*Exercise aim*: Rewrite the rows from the one containing "copy-icon[interactable] [487,22,503,38]" through the one containing "tab-code[interactable]: Code [70,123,127,148]", replacing "readme.md" with "notes.md" and leaving everything else unchanged. Give only those rows.

───── Supplied data

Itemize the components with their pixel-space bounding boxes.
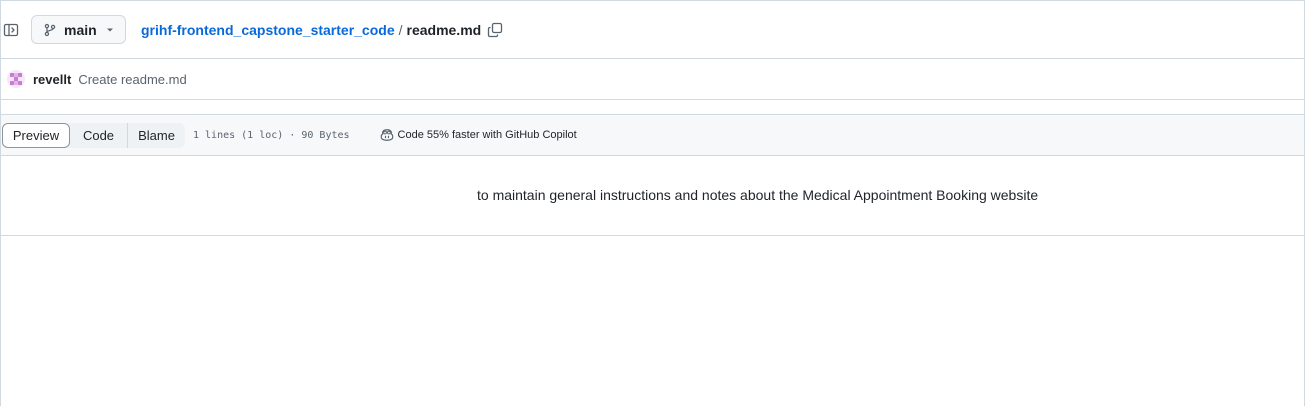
copy-icon[interactable] [487,22,503,38]
markdown-body: to maintain general instructions and not… [1,156,1304,236]
copilot-icon [380,128,394,142]
readme-text: to maintain general instructions and not… [477,187,1039,203]
file-meta-info: 1 lines (1 loc) · 90 Bytes [193,129,350,141]
avatar[interactable] [7,70,25,88]
file-view-page: main grihf-frontend_capstone_starter_cod… [0,0,1305,406]
branch-selector-button[interactable]: main [31,15,126,44]
copilot-promo-link[interactable]: Code 55% faster with GitHub Copilot [380,128,577,142]
commit-message-link[interactable]: Create readme.md [78,72,186,87]
repo-link[interactable]: grihf-frontend_capstone_starter_code [141,22,395,38]
file-header-toolbar: Preview Code Blame 1 lines (1 loc) · 90 … [1,114,1304,156]
file-name: readme.md [406,21,482,38]
commit-author-link[interactable]: revellt [33,72,71,87]
view-mode-tabs: Preview Code Blame [2,122,185,148]
breadcrumb: grihf-frontend_capstone_starter_code / r… [141,22,503,38]
copilot-promo-text: Code 55% faster with GitHub Copilot [397,129,577,141]
triangle-down-icon [105,25,115,35]
breadcrumb-separator: / [398,21,403,38]
latest-commit-bar: revellt Create readme.md [1,59,1304,100]
tab-code[interactable]: Code [70,123,127,148]
sidebar-expand-icon[interactable] [2,21,20,39]
git-branch-icon [43,23,57,37]
branch-name: main [64,21,97,38]
tab-preview[interactable]: Preview [2,122,70,148]
tab-blame[interactable]: Blame [127,122,185,148]
file-path-bar: main grihf-frontend_capstone_starter_cod… [1,0,1304,59]
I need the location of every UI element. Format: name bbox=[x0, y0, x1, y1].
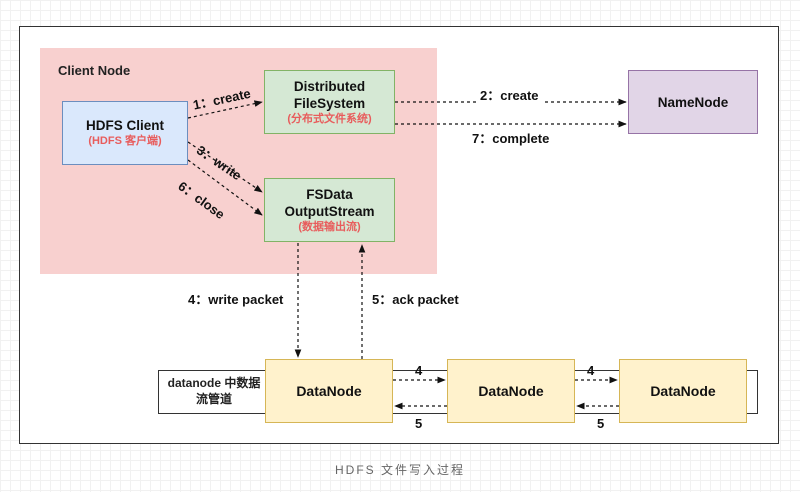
figure-caption: HDFS 文件写入过程 bbox=[334, 463, 465, 477]
hdfs-client-subtitle: (HDFS 客户端) bbox=[88, 135, 162, 147]
fsdata-line1: FSData bbox=[306, 186, 353, 202]
distributed-filesystem-node: Distributed FileSystem (分布式文件系统) bbox=[264, 70, 395, 134]
namenode-title: NameNode bbox=[657, 94, 729, 110]
datanode-1-label: DataNode bbox=[296, 382, 362, 399]
fsdata-line2: OutputStream bbox=[284, 203, 375, 219]
edge-label-2-create: 2：create bbox=[477, 85, 542, 104]
fsdata-subtitle: (数据输出流) bbox=[298, 220, 361, 233]
edge-label-4-write-packet: 4：write packet bbox=[185, 289, 287, 308]
datanode-3: DataNode bbox=[619, 359, 747, 423]
distributed-filesystem-line1: Distributed bbox=[293, 78, 366, 94]
edge-label-5-ack-packet: 5：ack packet bbox=[369, 289, 462, 308]
datanode-2-label: DataNode bbox=[478, 382, 544, 399]
hdfs-client-title: HDFS Client bbox=[85, 118, 164, 133]
fsdata-outputstream-node: FSData OutputStream (数据输出流) bbox=[264, 178, 395, 242]
datanode-2: DataNode bbox=[447, 359, 575, 423]
namenode-node: NameNode bbox=[628, 70, 758, 134]
edge-label-dn3-dn2-5: 5 bbox=[597, 416, 605, 431]
distributed-filesystem-subtitle: (分布式文件系统) bbox=[287, 112, 372, 125]
distributed-filesystem-line2: FileSystem bbox=[293, 95, 366, 111]
edge-label-dn2-dn1-5: 5 bbox=[415, 416, 423, 431]
datanode-3-label: DataNode bbox=[650, 382, 716, 399]
edge-label-dn2-dn3-4: 4 bbox=[587, 363, 595, 378]
edge-label-dn1-dn2-4: 4 bbox=[415, 363, 423, 378]
hdfs-client-node: HDFS Client (HDFS 客户端) bbox=[62, 101, 188, 165]
datanode-1: DataNode bbox=[265, 359, 393, 423]
edge-label-7-complete: 7：complete bbox=[469, 128, 553, 147]
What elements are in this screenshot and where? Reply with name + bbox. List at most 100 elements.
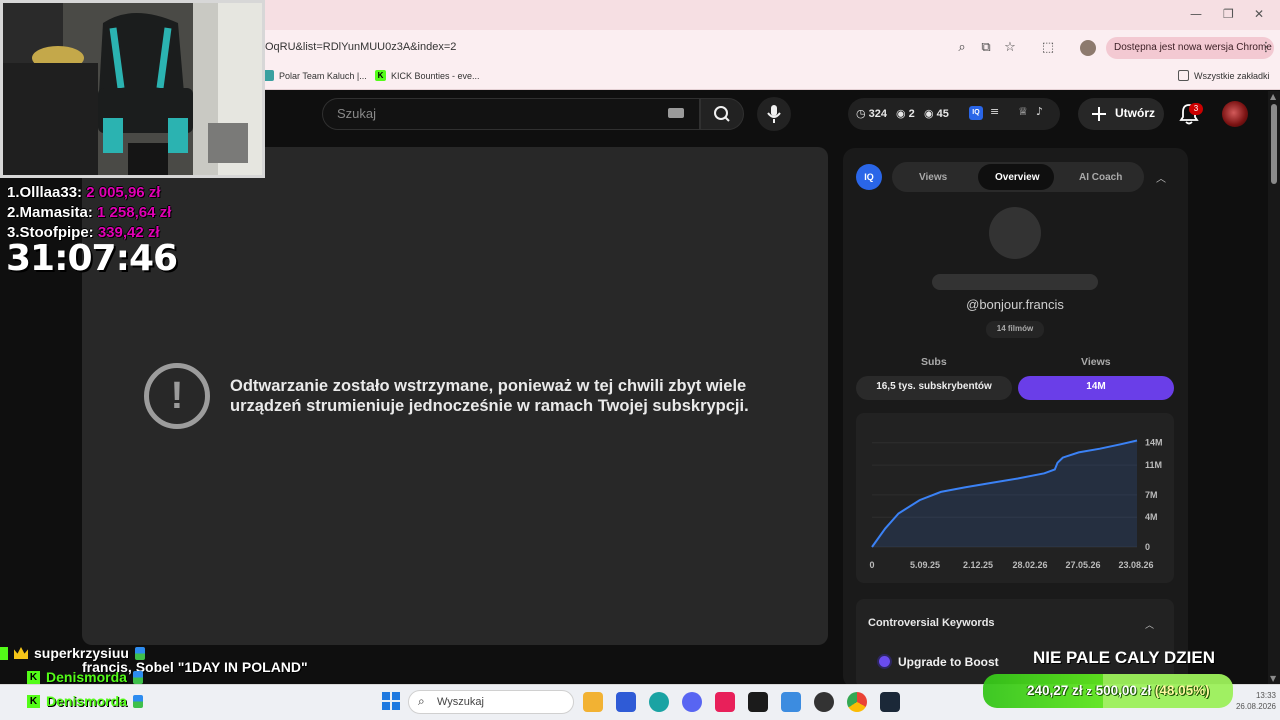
account-avatar[interactable] (1222, 101, 1248, 127)
webcam-overlay (0, 0, 265, 178)
tab-ai-coach[interactable]: AI Coach (1079, 172, 1122, 183)
bookmark-star-icon[interactable]: ☆ (1002, 40, 1018, 56)
discord-icon[interactable] (682, 692, 702, 712)
edge-icon[interactable] (649, 692, 669, 712)
profile-avatar[interactable] (1080, 40, 1096, 56)
vidiq-icon[interactable]: IQ (969, 106, 983, 120)
y-tick-label: 7M (1145, 490, 1158, 500)
x-tick-label: 5.09.25 (910, 560, 940, 570)
leaderboard-entry: 1.Olllaa33: 2 005,96 zł (7, 184, 160, 201)
search-icon: ⌕ (418, 694, 425, 708)
all-bookmarks-label: Wszystkie zakładki (1194, 70, 1270, 81)
goal-target: 500,00 zł (1095, 683, 1152, 698)
views-label: Views (1081, 356, 1111, 368)
boost-icon (879, 656, 890, 667)
subathon-timer: 31:07:46 (6, 238, 178, 279)
channel-avatar (989, 207, 1041, 259)
emote-icon (132, 694, 143, 708)
voice-search-button[interactable] (757, 97, 791, 131)
maximize-icon[interactable]: ❐ (1223, 7, 1234, 21)
notification-badge: 3 (1189, 103, 1203, 115)
zoom-icon[interactable]: ⌕ (954, 40, 970, 56)
search-input[interactable] (322, 98, 700, 130)
keywords-title: Controversial Keywords (868, 617, 995, 629)
trophy-icon[interactable]: ♕ (1018, 105, 1028, 118)
bookmark-label: KICK Bounties - eve... (391, 70, 480, 81)
obs-icon[interactable] (814, 692, 834, 712)
y-tick-label: 11M (1145, 460, 1162, 470)
scroll-down-icon[interactable]: ▼ (1270, 674, 1276, 683)
chat-username: Denismorda (46, 669, 127, 685)
chevron-up-icon[interactable]: ︿ (1145, 618, 1154, 631)
microphone-icon (767, 105, 781, 123)
chat-line: K Denismorda (27, 669, 143, 685)
y-tick-label: 0 (1145, 542, 1150, 552)
chrome-menu-icon[interactable]: ⋮ (1258, 40, 1274, 56)
leaderboard-name: Mamasita: (19, 204, 93, 221)
kick-logo-icon: K (375, 70, 386, 81)
channel-handle[interactable]: @bonjour.francis (915, 297, 1115, 312)
kick-badge-icon (0, 646, 8, 660)
tiktok-icon[interactable] (715, 692, 735, 712)
create-label: Utwórz (1115, 106, 1155, 120)
steam-icon[interactable] (880, 692, 900, 712)
folder-icon (1178, 70, 1189, 81)
bell-small-icon[interactable]: ♪ (1036, 105, 1043, 118)
all-bookmarks-button[interactable]: Wszystkie zakładki (1178, 70, 1270, 81)
clock-icon: ◷ (856, 107, 866, 120)
photos-icon[interactable] (781, 692, 801, 712)
plus-icon (1092, 107, 1106, 121)
likes-value: 324 (868, 107, 887, 120)
windows-start-icon[interactable] (382, 692, 400, 710)
kick-badge-icon: K (27, 670, 40, 684)
file-explorer-icon[interactable] (583, 692, 603, 712)
search-icon (714, 106, 730, 122)
search-placeholder: Szukaj (337, 106, 377, 121)
chart-area (872, 440, 1137, 547)
scrollbar-thumb[interactable] (1271, 104, 1277, 184)
bookmark-item[interactable]: Polar Team Kaluch |... (263, 70, 367, 81)
taskbar-search-label: Wyszukaj (437, 696, 484, 708)
emote-icon (134, 646, 145, 660)
extensions-icon[interactable]: ⬚ (1040, 40, 1056, 56)
leaderboard-rank: 1. (7, 184, 20, 201)
likes-stat: ◷ 324 (856, 107, 887, 120)
watching-value: 2 (908, 107, 915, 120)
x-tick-label: 28.02.26 (1012, 560, 1047, 570)
chat-line: K Denismorda (27, 693, 143, 709)
list-icon[interactable]: ≡ (990, 105, 999, 118)
views-value: 14M (1086, 381, 1106, 392)
x-tick-label: 23.08.26 (1118, 560, 1153, 570)
clock-date: 26.08.2026 (1235, 702, 1276, 711)
tab-views[interactable]: Views (919, 172, 947, 183)
views-chart: 0 4M 7M 11M 14M 0 5.09.25 2.12.25 28.02.26 27.05… (869, 438, 1162, 570)
install-app-icon[interactable]: ⧉ (978, 40, 994, 56)
watching-stat: ◉ 2 (896, 107, 915, 120)
eye-icon: ◉ (896, 107, 906, 120)
vidiq-logo-icon: IQ (856, 164, 882, 190)
leaderboard-rank: 2. (7, 204, 20, 221)
keyboard-icon[interactable] (668, 108, 684, 118)
goal-current: 240,27 zł (1027, 683, 1083, 698)
channel-name-placeholder (932, 274, 1098, 290)
app-icon[interactable] (748, 692, 768, 712)
playback-error-line2: urządzeń strumieniuje jednocześnie w ram… (230, 397, 749, 415)
taskbar-search[interactable] (408, 690, 574, 714)
chrome-icon[interactable] (847, 692, 867, 712)
views-stat: ◉ 45 (924, 107, 949, 120)
scroll-up-icon[interactable]: ▲ (1270, 92, 1276, 101)
close-icon[interactable]: ✕ (1254, 7, 1264, 21)
address-bar-url[interactable]: OqRU&list=RDlYunMUU0z3A&index=2 (265, 41, 456, 53)
subs-label: Subs (921, 356, 947, 368)
minimize-icon[interactable]: — (1190, 7, 1202, 21)
leaderboard-entry: 2.Mamasita: 1 258,64 zł (7, 204, 171, 221)
search-button[interactable] (700, 98, 744, 130)
chevron-up-icon[interactable]: ︿ (1156, 170, 1166, 185)
store-icon[interactable] (616, 692, 636, 712)
bookmark-item[interactable]: K KICK Bounties - eve... (375, 70, 480, 81)
clock-time: 13:33 (1255, 691, 1276, 700)
stream-banner: NIE PALE CALY DZIEN (1033, 648, 1215, 667)
crown-icon (14, 647, 28, 659)
tab-overview[interactable]: Overview (995, 172, 1039, 183)
upgrade-boost-link[interactable]: Upgrade to Boost (898, 655, 999, 669)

──────────

*Reply*:
copy-icon[interactable] [487,22,503,38]
markdown-body: to maintain general instructions and not… [1,156,1304,236]
copilot-icon [380,128,394,142]
readme-text: to maintain general instructions and not… [477,187,1039,203]
file-meta-info: 1 lines (1 loc) · 90 Bytes [193,129,350,141]
avatar[interactable] [7,70,25,88]
file-view-page: main grihf-frontend_capstone_starter_cod… [0,0,1305,406]
branch-selector-button[interactable]: main [31,15,126,44]
copilot-promo-link[interactable]: Code 55% faster with GitHub Copilot [380,128,577,142]
commit-message-link[interactable]: Create notes.md [78,72,186,87]
repo-link[interactable]: grihf-frontend_capstone_starter_code [141,22,395,38]
file-header-toolbar: Preview Code Blame 1 lines (1 loc) · 90 … [1,114,1304,156]
file-name: notes.md [406,21,482,38]
commit-author-link[interactable]: revellt [33,72,71,87]
view-mode-tabs: Preview Code Blame [2,122,185,148]
breadcrumb: grihf-frontend_capstone_starter_code / r… [141,22,503,38]
copilot-promo-text: Code 55% faster with GitHub Copilot [397,129,577,141]
triangle-down-icon [105,25,115,35]
breadcrumb-separator: / [398,21,403,38]
latest-commit-bar: revellt Create notes.md [1,59,1304,100]
tab-code[interactable]: Code [70,123,127,148]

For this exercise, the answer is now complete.